**EXERCISE DETAILS:**
Extract the complete listing and output it unchanged.
BEGIN ENTRIES
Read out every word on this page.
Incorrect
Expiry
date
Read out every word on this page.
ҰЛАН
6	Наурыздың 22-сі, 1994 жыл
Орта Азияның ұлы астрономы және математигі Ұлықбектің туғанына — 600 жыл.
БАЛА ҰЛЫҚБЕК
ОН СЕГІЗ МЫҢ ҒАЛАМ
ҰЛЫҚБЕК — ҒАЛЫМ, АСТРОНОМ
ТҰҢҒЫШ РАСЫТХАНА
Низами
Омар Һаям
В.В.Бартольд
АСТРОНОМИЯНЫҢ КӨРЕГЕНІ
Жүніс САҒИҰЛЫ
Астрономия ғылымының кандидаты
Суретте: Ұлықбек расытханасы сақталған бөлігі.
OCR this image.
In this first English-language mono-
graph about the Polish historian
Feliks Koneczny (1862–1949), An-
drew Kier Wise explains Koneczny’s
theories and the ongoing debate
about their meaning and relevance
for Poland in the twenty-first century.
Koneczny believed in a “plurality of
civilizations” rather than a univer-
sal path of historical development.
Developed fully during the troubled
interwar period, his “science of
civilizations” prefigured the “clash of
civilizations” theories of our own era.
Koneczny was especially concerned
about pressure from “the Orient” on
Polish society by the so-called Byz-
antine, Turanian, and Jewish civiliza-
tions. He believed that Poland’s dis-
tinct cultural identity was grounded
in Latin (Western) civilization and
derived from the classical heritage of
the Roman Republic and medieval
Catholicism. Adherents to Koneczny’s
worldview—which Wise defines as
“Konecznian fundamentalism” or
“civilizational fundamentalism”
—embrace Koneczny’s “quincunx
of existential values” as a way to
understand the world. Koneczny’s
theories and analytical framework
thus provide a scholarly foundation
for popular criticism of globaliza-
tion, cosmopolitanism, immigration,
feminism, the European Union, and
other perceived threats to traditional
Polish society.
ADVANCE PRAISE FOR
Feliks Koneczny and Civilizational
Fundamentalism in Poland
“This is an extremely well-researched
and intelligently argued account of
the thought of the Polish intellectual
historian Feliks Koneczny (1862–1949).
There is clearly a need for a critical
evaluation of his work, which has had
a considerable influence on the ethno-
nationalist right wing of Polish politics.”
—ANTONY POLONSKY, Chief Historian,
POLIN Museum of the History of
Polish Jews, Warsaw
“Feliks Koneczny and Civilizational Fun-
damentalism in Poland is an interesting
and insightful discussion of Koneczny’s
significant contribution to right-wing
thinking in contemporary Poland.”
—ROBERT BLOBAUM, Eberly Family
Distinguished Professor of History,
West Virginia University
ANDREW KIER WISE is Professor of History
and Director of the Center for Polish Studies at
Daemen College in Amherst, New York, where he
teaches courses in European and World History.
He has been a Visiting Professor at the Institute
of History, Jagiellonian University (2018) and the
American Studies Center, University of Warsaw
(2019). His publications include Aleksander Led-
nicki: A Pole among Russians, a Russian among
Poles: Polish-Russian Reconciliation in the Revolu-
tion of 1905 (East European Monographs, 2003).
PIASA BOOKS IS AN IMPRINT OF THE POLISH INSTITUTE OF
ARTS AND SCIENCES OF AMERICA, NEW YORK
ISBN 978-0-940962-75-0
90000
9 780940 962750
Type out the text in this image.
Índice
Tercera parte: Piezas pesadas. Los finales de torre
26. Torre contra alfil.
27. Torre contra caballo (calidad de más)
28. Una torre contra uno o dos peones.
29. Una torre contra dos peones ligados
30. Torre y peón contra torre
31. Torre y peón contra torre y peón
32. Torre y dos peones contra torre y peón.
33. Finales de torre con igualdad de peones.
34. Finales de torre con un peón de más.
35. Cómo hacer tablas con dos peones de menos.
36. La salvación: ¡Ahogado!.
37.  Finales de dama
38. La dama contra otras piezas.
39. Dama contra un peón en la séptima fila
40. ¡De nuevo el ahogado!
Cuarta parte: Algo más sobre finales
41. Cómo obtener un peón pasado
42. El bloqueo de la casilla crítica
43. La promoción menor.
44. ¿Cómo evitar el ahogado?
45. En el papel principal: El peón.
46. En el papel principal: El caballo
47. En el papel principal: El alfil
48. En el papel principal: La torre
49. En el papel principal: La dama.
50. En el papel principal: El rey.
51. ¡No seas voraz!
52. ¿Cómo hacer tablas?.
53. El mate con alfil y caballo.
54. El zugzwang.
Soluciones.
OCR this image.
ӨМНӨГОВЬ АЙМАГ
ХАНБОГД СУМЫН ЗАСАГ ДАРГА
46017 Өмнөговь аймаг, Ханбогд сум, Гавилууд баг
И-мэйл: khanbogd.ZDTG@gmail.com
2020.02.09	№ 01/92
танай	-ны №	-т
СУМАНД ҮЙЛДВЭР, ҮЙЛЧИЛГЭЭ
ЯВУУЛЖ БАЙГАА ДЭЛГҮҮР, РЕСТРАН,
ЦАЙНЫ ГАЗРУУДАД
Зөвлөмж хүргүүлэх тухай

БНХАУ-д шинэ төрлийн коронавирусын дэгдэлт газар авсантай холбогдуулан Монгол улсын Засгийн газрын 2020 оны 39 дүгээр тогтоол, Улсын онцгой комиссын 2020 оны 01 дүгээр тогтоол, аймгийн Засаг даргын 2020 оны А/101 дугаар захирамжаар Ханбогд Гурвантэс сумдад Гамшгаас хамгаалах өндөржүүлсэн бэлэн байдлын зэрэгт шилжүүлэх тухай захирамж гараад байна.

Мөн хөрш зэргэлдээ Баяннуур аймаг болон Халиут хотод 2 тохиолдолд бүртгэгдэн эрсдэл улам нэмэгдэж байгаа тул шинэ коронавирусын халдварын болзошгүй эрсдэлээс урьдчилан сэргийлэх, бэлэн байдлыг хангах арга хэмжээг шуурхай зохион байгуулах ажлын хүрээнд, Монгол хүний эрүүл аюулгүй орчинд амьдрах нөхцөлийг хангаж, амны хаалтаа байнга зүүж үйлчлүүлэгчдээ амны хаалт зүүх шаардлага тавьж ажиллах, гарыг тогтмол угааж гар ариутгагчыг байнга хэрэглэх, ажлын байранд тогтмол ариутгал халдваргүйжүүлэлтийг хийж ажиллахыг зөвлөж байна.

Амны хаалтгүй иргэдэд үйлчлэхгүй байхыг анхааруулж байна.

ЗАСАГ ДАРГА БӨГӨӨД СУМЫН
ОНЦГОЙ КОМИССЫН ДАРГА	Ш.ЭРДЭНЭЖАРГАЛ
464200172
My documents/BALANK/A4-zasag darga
END ENTRIES
**THE SOLUTION:**
Read out every word on this page.
Incorrect
Expiry
date
Read out every word on this page.
ҰЛАН
6	Наурыздың 22-сі, 1994 жыл
Орта Азияның ұлы астрономы және математигі Ұлықбектің туғанына — 600 жыл.
БАЛА ҰЛЫҚБЕК
ОН СЕГІЗ МЫҢ ҒАЛАМ
ҰЛЫҚБЕК — ҒАЛЫМ, АСТРОНОМ
ТҰҢҒЫШ РАСЫТХАНА
Низами
Омар Һаям
В.В.Бартольд
АСТРОНОМИЯНЫҢ КӨРЕГЕНІ
Жүніс САҒИҰЛЫ
Астрономия ғылымының кандидаты
Суретте: Ұлықбек расытханасы сақталған бөлігі.
OCR this image.
In this first English-language mono-
graph about the Polish historian
Feliks Koneczny (1862–1949), An-
drew Kier Wise explains Koneczny’s
theories and the ongoing debate
about their meaning and relevance
for Poland in the twenty-first century.
Koneczny believed in a “plurality of
civilizations” rather than a univer-
sal path of historical development.
Developed fully during the troubled
interwar period, his “science of
civilizations” prefigured the “clash of
civilizations” theories of our own era.
Koneczny was especially concerned
about pressure from “the Orient” on
Polish society by the so-called Byz-
antine, Turanian, and Jewish civiliza-
tions. He believed that Poland’s dis-
tinct cultural identity was grounded
in Latin (Western) civilization and
derived from the classical heritage of
the Roman Republic and medieval
Catholicism. Adherents to Koneczny’s
worldview—which Wise defines as
“Konecznian fundamentalism” or
“civilizational fundamentalism”
—embrace Koneczny’s “quincunx
of existential values” as a way to
understand the world. Koneczny’s
theories and analytical framework
thus provide a scholarly foundation
for popular criticism of globaliza-
tion, cosmopolitanism, immigration,
feminism, the European Union, and
other perceived threats to traditional
Polish society.
ADVANCE PRAISE FOR
Feliks Koneczny and Civilizational
Fundamentalism in Poland
“This is an extremely well-researched
and intelligently argued account of
the thought of the Polish intellectual
historian Feliks Koneczny (1862–1949).
There is clearly a need for a critical
evaluation of his work, which has had
a considerable influence on the ethno-
nationalist right wing of Polish politics.”
—ANTONY POLONSKY, Chief Historian,
POLIN Museum of the History of
Polish Jews, Warsaw
“Feliks Koneczny and Civilizational Fun-
damentalism in Poland is an interesting
and insightful discussion of Koneczny’s
significant contribution to right-wing
thinking in contemporary Poland.”
—ROBERT BLOBAUM, Eberly Family
Distinguished Professor of History,
West Virginia University
ANDREW KIER WISE is Professor of History
and Director of the Center for Polish Studies at
Daemen College in Amherst, New York, where he
teaches courses in European and World History.
He has been a Visiting Professor at the Institute
of History, Jagiellonian University (2018) and the
American Studies Center, University of Warsaw
(2019). His publications include Aleksander Led-
nicki: A Pole among Russians, a Russian among
Poles: Polish-Russian Reconciliation in the Revolu-
tion of 1905 (East European Monographs, 2003).
PIASA BOOKS IS AN IMPRINT OF THE POLISH INSTITUTE OF
ARTS AND SCIENCES OF AMERICA, NEW YORK
ISBN 978-0-940962-75-0
90000
9 780940 962750
Type out the text in this image.
Índice
Tercera parte: Piezas pesadas. Los finales de torre
26. Torre contra alfil.
27. Torre contra caballo (calidad de más)
28. Una torre contra uno o dos peones.
29. Una torre contra dos peones ligados
30. Torre y peón contra torre
31. Torre y peón contra torre y peón
32. Torre y dos peones contra torre y peón.
33. Finales de torre con igualdad de peones.
34. Finales de torre con un peón de más.
35. Cómo hacer tablas con dos peones de menos.
36. La salvación: ¡Ahogado!.
37.  Finales de dama
38. La dama contra otras piezas.
39. Dama contra un peón en la séptima fila
40. ¡De nuevo el ahogado!
Cuarta parte: Algo más sobre finales
41. Cómo obtener un peón pasado
42. El bloqueo de la casilla crítica
43. La promoción menor.
44. ¿Cómo evitar el ahogado?
45. En el papel principal: El peón.
46. En el papel principal: El caballo
47. En el papel principal: El alfil
48. En el papel principal: La torre
49. En el papel principal: La dama.
50. En el papel principal: El rey.
51. ¡No seas voraz!
52. ¿Cómo hacer tablas?.
53. El mate con alfil y caballo.
54. El zugzwang.
Soluciones.
OCR this image.
ӨМНӨГОВЬ АЙМАГ
ХАНБОГД СУМЫН ЗАСАГ ДАРГА
46017 Өмнөговь аймаг, Ханбогд сум, Гавилууд баг
И-мэйл: khanbogd.ZDTG@gmail.com
2020.02.09	№ 01/92
танай	-ны №	-т
СУМАНД ҮЙЛДВЭР, ҮЙЛЧИЛГЭЭ
ЯВУУЛЖ БАЙГАА ДЭЛГҮҮР, РЕСТРАН,
ЦАЙНЫ ГАЗРУУДАД
Зөвлөмж хүргүүлэх тухай

БНХАУ-д шинэ төрлийн коронавирусын дэгдэлт газар авсантай холбогдуулан Монгол улсын Засгийн газрын 2020 оны 39 дүгээр тогтоол, Улсын онцгой комиссын 2020 оны 01 дүгээр тогтоол, аймгийн Засаг даргын 2020 оны А/101 дугаар захирамжаар Ханбогд Гурвантэс сумдад Гамшгаас хамгаалах өндөржүүлсэн бэлэн байдлын зэрэгт шилжүүлэх тухай захирамж гараад байна.

Мөн хөрш зэргэлдээ Баяннуур аймаг болон Халиут хотод 2 тохиолдолд бүртгэгдэн эрсдэл улам нэмэгдэж байгаа тул шинэ коронавирусын халдварын болзошгүй эрсдэлээс урьдчилан сэргийлэх, бэлэн байдлыг хангах арга хэмжээг шуурхай зохион байгуулах ажлын хүрээнд, Монгол хүний эрүүл аюулгүй орчинд амьдрах нөхцөлийг хангаж, амны хаалтаа байнга зүүж үйлчлүүлэгчдээ амны хаалт зүүх шаардлага тавьж ажиллах, гарыг тогтмол угааж гар ариутгагчыг байнга хэрэглэх, ажлын байранд тогтмол ариутгал халдваргүйжүүлэлтийг хийж ажиллахыг зөвлөж байна.

Амны хаалтгүй иргэдэд үйлчлэхгүй байхыг анхааруулж байна.

ЗАСАГ ДАРГА БӨГӨӨД СУМЫН
ОНЦГОЙ КОМИССЫН ДАРГА	Ш.ЭРДЭНЭЖАРГАЛ
464200172
My documents/BALANK/A4-zasag darga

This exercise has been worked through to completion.